== Exercise requirements ==
Report every line in the listing that contains the string "maximize".

Data entries
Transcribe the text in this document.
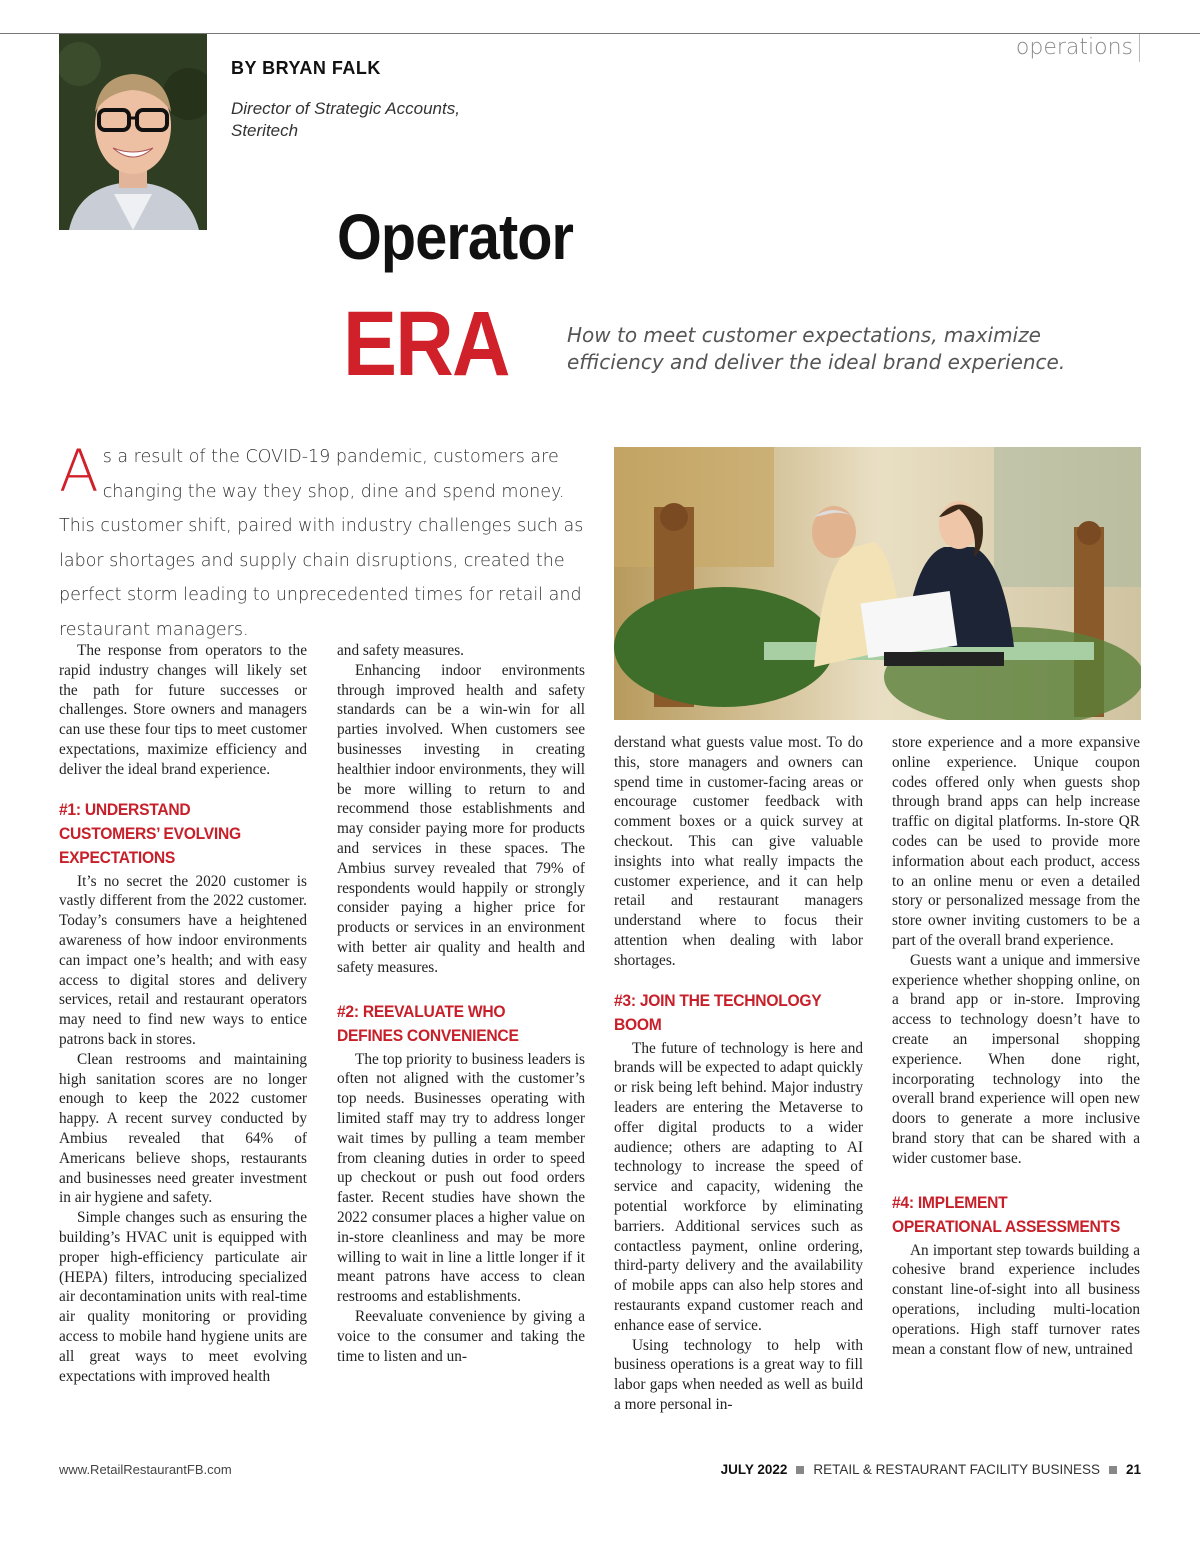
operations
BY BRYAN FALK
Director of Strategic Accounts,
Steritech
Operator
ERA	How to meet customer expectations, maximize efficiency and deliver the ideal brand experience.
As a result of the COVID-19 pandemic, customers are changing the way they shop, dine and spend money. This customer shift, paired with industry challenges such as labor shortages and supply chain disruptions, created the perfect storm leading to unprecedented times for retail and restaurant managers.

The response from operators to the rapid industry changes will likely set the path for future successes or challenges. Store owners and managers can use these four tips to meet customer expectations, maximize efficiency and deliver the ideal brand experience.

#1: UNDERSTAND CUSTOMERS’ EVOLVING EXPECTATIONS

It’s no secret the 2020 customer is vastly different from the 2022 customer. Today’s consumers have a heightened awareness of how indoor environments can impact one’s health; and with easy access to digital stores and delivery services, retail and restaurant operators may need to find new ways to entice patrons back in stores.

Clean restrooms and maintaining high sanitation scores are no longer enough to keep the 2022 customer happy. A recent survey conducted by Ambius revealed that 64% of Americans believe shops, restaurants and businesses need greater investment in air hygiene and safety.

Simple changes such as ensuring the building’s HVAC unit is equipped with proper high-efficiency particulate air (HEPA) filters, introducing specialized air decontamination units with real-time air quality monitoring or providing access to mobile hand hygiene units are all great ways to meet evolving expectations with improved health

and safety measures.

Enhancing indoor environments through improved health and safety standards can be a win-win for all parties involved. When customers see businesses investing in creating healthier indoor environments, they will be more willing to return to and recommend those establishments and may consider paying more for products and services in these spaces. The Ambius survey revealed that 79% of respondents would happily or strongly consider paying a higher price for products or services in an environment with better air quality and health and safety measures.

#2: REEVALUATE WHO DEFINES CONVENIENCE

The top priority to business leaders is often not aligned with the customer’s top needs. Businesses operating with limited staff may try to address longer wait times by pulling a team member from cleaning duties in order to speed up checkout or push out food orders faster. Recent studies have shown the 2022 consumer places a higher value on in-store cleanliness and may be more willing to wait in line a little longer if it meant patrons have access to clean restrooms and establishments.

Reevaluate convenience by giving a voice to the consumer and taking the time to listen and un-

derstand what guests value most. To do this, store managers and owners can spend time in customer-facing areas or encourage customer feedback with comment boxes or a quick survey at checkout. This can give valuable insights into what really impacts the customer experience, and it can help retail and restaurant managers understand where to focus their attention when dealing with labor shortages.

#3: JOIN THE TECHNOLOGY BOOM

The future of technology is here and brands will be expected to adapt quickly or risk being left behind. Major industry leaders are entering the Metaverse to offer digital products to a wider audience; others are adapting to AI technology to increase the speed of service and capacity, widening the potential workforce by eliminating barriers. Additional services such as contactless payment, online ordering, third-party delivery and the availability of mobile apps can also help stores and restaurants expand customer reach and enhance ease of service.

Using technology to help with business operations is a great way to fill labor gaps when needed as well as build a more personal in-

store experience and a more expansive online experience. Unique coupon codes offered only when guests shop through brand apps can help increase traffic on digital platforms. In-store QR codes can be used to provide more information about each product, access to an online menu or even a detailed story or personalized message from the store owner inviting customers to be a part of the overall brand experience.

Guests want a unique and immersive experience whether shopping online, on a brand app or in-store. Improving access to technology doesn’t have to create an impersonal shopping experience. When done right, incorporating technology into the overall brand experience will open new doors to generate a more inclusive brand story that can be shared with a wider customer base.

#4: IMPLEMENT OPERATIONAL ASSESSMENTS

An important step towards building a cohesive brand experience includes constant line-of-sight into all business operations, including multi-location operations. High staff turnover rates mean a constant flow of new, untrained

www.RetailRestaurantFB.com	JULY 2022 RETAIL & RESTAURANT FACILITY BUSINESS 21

== Completed task ==
ERA	How to meet customer expectations, maximize efficiency and deliver the ideal brand experience.
The response from operators to the rapid industry changes will likely set the path for future successes or challenges. Store owners and managers can use these four tips to meet customer expectations, maximize efficiency and deliver the ideal brand experience.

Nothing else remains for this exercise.